# What you need to do
The answer is one number: how many lines in the data below hold "محمد".

# Start of Supplied information

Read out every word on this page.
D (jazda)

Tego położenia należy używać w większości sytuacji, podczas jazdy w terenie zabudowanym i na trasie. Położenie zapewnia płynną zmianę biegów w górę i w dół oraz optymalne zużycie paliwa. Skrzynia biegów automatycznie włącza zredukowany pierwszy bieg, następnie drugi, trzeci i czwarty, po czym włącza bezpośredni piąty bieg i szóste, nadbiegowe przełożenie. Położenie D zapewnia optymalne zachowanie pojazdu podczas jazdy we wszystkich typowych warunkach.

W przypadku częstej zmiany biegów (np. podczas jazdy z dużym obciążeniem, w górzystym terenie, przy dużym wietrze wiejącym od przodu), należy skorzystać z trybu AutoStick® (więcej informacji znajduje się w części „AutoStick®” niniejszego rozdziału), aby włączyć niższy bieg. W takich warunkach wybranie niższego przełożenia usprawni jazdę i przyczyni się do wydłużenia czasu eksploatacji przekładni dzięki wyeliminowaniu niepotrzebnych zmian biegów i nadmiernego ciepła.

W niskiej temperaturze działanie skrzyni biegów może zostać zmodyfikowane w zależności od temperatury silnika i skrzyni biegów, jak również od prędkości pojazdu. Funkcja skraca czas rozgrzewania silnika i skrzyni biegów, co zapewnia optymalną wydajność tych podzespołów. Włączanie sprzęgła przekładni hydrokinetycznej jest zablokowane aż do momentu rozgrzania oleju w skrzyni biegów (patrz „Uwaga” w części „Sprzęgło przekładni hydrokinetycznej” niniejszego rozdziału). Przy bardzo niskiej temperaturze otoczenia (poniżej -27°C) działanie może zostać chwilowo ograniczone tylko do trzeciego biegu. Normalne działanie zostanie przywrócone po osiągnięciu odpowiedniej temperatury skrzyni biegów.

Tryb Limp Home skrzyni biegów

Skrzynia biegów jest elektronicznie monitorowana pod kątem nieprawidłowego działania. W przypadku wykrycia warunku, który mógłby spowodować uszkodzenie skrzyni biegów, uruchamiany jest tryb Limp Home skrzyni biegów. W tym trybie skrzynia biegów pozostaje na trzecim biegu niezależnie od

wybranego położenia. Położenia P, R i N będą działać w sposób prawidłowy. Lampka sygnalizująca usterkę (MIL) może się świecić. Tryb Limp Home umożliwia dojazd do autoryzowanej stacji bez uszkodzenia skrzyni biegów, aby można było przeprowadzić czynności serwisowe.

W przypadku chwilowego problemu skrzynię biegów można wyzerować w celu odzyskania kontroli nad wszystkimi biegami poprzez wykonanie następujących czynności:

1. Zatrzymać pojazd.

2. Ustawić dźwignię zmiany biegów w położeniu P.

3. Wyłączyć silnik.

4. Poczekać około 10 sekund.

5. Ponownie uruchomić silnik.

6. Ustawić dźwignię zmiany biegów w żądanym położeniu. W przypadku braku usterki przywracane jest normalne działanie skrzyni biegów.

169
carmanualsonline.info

# End of Supplied information
# Start of Supplied information

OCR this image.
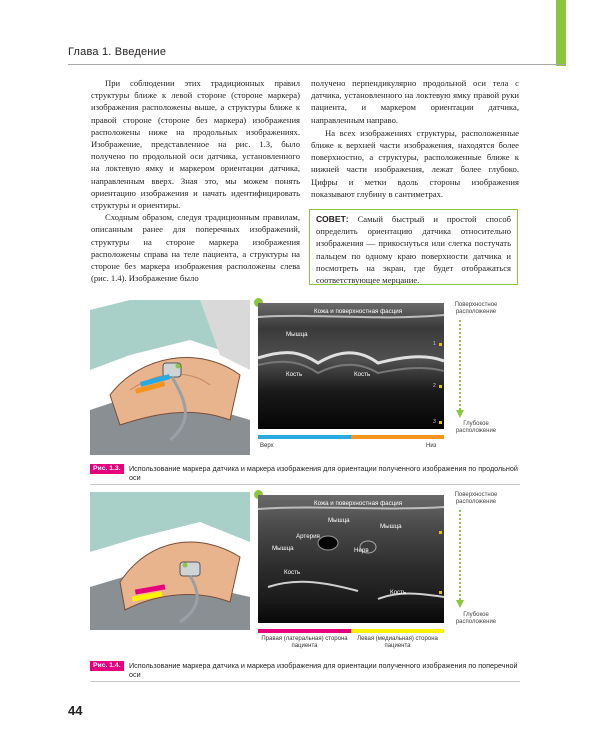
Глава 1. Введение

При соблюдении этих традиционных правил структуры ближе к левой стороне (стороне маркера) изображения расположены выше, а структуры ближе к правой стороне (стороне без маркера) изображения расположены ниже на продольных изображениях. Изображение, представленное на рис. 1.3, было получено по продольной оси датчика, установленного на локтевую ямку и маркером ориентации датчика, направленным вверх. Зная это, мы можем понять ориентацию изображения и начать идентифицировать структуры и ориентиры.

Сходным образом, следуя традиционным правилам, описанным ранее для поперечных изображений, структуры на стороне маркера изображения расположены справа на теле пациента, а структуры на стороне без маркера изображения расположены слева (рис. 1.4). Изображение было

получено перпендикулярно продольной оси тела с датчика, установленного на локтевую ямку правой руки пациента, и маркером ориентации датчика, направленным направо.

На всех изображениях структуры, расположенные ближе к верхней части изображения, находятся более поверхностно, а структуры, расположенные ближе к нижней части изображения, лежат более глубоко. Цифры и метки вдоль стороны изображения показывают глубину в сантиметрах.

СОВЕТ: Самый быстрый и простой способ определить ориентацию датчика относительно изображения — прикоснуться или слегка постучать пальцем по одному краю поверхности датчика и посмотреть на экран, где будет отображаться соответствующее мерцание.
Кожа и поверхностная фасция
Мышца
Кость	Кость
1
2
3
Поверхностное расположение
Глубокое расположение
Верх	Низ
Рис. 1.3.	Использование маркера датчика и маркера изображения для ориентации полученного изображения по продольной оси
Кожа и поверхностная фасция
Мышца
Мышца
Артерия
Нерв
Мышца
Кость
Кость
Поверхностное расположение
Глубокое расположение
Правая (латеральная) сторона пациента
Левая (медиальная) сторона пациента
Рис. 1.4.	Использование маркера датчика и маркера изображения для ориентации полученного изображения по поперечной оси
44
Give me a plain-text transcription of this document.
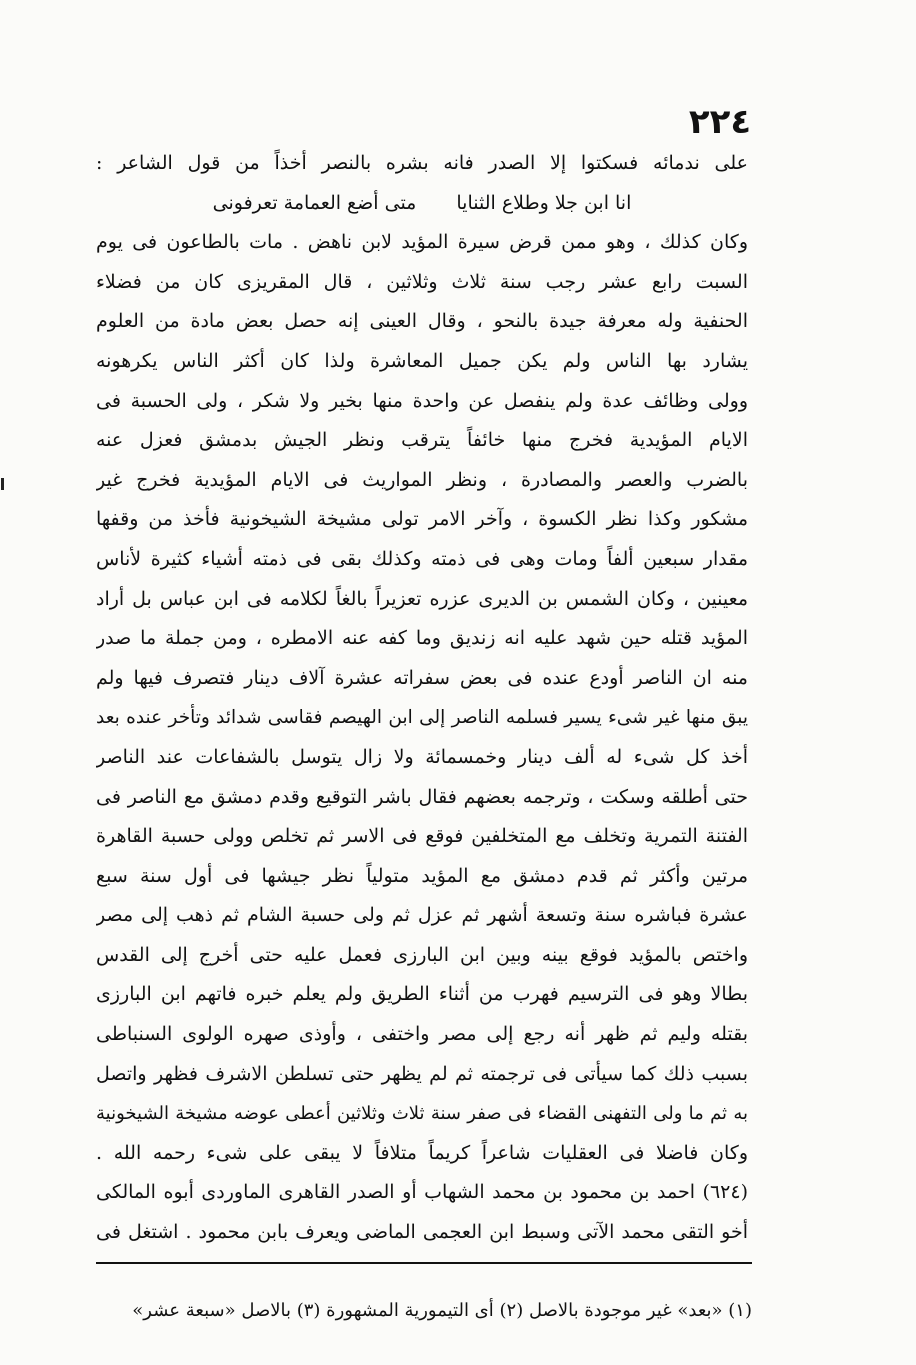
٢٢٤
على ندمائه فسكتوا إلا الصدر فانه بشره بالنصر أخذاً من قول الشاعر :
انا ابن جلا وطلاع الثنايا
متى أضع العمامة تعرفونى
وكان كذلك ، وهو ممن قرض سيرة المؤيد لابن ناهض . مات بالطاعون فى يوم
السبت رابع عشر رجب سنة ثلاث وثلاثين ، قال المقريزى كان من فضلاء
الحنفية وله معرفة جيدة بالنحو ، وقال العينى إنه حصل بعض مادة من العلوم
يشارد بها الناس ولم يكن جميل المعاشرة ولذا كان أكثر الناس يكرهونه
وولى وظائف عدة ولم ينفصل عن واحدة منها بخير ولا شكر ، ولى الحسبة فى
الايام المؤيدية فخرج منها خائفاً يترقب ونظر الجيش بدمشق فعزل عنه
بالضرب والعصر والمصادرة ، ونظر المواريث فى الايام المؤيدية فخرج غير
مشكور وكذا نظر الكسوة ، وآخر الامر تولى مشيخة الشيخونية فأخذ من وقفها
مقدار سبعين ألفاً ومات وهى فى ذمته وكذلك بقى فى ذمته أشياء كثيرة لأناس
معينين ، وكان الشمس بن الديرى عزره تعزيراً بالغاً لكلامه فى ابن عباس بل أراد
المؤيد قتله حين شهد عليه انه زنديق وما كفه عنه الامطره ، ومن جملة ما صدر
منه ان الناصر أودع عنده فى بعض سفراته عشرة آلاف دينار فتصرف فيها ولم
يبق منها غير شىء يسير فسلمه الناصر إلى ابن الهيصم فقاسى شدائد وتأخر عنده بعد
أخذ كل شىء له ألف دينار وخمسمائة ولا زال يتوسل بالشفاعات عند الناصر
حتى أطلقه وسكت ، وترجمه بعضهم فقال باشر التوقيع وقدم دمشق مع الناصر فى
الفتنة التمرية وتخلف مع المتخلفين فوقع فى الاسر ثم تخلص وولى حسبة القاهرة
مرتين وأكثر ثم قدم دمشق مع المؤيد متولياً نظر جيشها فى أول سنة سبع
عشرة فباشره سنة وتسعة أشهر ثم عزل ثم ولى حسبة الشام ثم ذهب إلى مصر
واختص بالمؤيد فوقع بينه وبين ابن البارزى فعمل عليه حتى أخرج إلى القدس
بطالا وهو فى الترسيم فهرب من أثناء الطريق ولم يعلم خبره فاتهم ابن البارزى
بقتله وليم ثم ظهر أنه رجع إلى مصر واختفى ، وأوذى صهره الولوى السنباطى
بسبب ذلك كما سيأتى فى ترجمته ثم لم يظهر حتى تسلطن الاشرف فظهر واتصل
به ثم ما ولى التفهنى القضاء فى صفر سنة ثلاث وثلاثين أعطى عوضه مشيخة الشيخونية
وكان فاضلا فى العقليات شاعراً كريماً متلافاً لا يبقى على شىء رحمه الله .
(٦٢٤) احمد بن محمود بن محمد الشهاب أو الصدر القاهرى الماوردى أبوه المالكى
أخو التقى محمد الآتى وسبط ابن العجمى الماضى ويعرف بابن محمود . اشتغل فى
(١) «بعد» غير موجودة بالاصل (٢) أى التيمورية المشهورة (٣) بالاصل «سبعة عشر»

# End of Supplied information

# Output for this exercise
2